■ Description of the task:
Pick out every line in the records below that contains the word "with", and copy each of those lines in full.
[Data supplied start]
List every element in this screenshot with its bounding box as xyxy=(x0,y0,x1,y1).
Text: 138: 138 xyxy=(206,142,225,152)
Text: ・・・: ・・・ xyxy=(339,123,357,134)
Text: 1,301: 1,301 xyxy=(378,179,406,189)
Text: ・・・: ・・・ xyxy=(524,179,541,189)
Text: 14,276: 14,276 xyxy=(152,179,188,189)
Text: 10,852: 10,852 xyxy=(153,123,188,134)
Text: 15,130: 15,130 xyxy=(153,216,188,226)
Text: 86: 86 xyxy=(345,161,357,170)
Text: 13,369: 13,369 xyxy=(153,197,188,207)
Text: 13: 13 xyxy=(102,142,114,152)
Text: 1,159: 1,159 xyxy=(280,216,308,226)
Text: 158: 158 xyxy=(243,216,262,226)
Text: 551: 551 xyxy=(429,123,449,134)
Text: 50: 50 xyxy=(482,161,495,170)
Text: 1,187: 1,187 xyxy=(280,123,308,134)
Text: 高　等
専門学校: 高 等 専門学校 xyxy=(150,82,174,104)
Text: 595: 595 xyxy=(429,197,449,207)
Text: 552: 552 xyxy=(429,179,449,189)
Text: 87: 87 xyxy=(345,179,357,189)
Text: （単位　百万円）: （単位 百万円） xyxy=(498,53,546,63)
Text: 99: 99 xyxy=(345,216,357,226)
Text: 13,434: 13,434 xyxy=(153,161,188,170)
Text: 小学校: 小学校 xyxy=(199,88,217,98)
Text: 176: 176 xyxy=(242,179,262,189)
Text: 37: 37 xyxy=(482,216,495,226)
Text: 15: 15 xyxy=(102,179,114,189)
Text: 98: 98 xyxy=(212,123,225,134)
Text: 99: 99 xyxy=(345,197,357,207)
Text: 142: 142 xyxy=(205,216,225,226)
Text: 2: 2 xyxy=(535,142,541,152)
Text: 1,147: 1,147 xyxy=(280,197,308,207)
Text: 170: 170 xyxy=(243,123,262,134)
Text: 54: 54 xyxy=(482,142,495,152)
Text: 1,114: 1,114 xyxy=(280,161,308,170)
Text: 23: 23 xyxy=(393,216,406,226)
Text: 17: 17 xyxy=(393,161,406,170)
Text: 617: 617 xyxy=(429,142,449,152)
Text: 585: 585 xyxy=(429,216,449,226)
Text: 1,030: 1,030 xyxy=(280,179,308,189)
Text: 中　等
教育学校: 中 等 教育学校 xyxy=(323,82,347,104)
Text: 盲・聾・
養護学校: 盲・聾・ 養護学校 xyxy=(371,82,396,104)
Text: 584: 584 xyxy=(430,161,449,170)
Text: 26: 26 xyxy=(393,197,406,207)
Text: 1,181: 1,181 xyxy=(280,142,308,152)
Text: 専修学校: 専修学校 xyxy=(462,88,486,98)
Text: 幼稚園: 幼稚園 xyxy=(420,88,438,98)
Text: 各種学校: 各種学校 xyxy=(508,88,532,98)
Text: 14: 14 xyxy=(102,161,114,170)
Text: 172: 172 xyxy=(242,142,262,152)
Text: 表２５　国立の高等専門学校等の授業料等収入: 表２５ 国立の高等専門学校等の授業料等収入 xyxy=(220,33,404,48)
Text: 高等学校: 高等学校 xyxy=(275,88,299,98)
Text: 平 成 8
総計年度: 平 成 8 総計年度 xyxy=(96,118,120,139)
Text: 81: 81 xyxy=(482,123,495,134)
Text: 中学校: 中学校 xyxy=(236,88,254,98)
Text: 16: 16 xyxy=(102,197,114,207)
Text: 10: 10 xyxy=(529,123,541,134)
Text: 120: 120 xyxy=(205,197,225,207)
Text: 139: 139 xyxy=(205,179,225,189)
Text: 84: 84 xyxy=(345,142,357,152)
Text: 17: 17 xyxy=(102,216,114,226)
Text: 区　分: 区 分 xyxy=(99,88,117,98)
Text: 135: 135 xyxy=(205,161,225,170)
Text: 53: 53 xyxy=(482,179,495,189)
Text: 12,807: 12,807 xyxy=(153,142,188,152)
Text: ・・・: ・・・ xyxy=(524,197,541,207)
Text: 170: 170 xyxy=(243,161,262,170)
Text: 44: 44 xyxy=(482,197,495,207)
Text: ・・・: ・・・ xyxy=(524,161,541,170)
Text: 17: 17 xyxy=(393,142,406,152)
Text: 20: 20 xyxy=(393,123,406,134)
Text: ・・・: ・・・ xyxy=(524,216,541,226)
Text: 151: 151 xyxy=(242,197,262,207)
[Data supplied end]
■ Solution to this task:
List every element in this screenshot with its bounding box as xyxy=(x0,y0,x1,y1).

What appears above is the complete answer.